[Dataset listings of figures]
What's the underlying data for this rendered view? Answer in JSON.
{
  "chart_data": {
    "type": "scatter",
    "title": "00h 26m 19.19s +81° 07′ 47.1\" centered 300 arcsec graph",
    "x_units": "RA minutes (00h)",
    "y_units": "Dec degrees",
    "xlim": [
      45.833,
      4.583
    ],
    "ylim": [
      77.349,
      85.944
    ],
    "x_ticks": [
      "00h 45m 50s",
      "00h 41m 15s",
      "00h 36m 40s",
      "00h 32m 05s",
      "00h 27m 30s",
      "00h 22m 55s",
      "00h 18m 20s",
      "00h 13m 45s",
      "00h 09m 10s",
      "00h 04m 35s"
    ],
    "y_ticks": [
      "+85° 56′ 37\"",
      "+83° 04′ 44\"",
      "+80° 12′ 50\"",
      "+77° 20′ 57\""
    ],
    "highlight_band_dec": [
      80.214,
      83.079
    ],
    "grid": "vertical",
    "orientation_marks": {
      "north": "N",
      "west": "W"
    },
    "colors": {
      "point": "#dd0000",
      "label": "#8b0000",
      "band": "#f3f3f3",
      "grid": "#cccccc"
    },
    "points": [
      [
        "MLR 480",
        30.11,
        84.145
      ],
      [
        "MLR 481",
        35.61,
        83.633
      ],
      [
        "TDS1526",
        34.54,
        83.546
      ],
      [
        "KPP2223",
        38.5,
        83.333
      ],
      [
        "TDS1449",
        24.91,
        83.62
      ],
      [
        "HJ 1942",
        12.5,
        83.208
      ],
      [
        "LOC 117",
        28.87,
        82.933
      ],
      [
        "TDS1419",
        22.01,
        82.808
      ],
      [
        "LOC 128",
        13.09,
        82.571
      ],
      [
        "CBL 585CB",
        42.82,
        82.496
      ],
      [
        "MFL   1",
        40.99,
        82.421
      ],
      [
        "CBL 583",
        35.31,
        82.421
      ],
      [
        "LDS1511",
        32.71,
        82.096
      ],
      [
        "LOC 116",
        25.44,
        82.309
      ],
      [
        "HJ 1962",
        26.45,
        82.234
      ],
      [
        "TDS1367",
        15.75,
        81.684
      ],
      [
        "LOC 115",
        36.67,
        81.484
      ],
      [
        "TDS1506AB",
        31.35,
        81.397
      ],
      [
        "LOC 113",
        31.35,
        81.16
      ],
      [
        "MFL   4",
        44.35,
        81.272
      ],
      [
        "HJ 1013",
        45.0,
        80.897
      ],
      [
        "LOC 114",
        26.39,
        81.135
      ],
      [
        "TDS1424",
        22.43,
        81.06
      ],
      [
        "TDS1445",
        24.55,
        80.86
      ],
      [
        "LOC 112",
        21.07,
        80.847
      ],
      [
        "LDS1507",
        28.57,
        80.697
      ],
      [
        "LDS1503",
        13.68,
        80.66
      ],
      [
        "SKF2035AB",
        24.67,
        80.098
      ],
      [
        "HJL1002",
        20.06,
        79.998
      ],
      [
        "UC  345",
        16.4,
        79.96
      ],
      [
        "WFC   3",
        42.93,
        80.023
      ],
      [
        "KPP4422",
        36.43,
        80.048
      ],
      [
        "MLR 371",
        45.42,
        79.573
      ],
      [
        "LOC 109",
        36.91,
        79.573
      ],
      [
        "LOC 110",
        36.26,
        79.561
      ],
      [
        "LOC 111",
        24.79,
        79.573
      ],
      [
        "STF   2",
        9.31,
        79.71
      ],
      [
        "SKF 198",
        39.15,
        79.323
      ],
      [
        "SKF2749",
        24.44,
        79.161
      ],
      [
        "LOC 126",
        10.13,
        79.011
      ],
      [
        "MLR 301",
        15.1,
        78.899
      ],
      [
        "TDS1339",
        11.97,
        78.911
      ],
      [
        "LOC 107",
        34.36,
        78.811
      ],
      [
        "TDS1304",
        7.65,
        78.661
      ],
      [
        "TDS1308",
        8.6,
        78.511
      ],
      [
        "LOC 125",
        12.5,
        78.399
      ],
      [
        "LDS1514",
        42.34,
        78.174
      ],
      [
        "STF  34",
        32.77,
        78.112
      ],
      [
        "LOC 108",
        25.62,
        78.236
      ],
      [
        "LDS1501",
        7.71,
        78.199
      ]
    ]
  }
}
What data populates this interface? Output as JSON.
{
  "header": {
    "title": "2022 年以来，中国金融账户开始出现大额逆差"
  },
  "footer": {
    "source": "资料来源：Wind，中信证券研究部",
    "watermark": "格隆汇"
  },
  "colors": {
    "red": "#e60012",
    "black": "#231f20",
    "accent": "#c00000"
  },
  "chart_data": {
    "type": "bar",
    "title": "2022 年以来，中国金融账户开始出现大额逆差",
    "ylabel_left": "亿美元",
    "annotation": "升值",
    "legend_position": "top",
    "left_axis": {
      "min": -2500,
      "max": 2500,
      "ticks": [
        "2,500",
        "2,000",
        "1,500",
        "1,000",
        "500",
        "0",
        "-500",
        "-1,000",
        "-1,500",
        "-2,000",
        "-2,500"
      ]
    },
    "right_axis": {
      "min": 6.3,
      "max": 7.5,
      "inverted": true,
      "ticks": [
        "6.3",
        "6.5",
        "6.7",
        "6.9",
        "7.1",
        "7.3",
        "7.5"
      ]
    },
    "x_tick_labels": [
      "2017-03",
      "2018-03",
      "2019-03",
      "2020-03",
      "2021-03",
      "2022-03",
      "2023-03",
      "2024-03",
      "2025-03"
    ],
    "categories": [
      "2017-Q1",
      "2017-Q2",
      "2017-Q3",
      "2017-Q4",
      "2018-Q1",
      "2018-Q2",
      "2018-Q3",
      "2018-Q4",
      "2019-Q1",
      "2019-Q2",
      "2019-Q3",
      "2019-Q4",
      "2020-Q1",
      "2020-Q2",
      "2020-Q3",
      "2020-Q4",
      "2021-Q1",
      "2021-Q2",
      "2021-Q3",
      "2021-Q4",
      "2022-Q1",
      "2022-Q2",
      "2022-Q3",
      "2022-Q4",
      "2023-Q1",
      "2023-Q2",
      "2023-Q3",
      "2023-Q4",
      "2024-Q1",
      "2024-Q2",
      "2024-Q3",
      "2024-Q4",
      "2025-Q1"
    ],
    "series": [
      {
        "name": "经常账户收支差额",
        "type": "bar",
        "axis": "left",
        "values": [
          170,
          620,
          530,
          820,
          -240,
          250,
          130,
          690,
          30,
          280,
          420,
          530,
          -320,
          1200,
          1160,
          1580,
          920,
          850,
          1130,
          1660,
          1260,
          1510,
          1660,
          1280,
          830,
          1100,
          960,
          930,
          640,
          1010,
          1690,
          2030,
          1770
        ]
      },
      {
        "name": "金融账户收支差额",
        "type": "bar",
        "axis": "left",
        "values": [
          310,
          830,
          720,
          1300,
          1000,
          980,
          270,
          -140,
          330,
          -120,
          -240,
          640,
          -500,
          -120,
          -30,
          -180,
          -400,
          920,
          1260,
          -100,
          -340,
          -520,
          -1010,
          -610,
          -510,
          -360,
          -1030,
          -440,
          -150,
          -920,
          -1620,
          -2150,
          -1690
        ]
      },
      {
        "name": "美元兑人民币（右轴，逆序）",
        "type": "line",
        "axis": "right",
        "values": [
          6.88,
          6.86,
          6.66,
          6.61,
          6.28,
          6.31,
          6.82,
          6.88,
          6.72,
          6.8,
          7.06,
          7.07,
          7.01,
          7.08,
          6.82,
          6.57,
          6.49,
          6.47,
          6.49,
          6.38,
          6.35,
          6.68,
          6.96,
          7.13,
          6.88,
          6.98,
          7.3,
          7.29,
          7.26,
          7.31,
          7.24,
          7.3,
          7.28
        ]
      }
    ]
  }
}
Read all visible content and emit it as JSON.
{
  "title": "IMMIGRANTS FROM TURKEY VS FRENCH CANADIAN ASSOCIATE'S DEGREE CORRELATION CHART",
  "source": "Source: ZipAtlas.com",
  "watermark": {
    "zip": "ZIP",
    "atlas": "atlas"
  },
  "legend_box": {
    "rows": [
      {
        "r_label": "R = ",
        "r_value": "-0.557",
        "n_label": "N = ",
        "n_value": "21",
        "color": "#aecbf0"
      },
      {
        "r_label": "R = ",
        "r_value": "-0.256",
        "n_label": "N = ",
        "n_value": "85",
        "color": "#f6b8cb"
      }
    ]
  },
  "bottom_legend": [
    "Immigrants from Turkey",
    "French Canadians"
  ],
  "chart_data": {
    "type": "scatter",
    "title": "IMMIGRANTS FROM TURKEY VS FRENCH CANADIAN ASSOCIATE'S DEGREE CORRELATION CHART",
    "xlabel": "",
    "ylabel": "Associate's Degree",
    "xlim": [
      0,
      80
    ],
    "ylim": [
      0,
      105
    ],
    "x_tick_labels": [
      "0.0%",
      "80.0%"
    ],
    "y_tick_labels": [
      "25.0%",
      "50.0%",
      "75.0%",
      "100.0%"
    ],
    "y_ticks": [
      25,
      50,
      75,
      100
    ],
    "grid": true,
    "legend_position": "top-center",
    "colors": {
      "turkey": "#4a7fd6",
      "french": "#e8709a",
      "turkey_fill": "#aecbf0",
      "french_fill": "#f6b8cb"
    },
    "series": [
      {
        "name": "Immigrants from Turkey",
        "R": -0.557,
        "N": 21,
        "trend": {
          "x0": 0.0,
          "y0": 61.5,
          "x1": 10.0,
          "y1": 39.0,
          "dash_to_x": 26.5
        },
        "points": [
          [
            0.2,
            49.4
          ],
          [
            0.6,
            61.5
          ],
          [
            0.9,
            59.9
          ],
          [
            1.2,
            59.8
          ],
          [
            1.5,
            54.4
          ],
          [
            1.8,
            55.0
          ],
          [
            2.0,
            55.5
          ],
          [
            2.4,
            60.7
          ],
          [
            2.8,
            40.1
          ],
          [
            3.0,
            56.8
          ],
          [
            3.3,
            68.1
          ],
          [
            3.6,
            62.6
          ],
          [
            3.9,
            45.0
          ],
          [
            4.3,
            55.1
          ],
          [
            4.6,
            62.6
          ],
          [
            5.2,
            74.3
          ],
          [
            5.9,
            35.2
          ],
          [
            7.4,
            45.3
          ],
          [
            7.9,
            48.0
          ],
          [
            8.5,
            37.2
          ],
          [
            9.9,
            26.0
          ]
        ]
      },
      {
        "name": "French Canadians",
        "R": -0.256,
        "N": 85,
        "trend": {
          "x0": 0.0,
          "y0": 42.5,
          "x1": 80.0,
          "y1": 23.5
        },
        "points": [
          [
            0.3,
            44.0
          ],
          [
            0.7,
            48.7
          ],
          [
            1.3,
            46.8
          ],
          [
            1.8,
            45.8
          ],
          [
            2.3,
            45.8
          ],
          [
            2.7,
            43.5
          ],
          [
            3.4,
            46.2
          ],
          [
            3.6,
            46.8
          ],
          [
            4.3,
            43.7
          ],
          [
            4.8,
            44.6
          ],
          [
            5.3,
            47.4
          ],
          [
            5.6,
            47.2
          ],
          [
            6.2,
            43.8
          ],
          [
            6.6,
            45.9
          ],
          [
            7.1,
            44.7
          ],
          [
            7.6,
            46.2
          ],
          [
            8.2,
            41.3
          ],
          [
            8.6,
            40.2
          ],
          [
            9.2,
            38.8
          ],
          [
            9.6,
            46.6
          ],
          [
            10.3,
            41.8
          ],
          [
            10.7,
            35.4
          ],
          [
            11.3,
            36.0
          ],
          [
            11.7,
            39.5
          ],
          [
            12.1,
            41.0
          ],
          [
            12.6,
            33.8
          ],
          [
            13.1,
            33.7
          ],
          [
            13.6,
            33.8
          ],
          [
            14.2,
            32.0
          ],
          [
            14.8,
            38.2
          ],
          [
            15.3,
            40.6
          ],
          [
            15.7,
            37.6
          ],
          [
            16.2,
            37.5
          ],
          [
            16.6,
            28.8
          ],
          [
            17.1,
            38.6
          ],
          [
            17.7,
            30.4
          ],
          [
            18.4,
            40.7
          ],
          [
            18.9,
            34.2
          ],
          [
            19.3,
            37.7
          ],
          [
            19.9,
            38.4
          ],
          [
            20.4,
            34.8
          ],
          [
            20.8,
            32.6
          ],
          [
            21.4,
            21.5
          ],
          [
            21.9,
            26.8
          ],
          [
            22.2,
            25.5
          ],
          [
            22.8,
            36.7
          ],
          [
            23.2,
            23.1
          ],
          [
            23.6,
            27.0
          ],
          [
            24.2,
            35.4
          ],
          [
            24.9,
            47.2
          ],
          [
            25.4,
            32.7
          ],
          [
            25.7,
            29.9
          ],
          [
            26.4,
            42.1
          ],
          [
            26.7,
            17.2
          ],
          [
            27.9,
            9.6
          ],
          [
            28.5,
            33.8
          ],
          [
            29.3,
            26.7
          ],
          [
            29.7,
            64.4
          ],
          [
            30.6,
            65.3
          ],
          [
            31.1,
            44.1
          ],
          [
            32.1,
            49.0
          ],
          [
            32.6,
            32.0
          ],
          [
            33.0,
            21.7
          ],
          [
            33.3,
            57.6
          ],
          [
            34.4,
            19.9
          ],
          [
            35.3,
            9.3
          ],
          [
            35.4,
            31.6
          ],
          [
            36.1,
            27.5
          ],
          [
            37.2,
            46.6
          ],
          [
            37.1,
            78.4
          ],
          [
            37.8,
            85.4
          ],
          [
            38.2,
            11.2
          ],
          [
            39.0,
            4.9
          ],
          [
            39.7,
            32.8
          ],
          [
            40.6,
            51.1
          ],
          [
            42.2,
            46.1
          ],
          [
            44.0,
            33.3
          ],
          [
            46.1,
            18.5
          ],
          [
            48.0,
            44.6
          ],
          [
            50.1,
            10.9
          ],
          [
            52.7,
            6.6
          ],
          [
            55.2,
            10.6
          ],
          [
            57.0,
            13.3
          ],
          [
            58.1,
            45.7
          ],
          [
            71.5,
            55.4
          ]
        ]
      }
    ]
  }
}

#### [To do]
Using the listing, copy every line where the word "What" shows up.

#### [Written answer]
What's the underlying data for this rendered view? Answer in JSON.
What data populates this interface? Output as JSON.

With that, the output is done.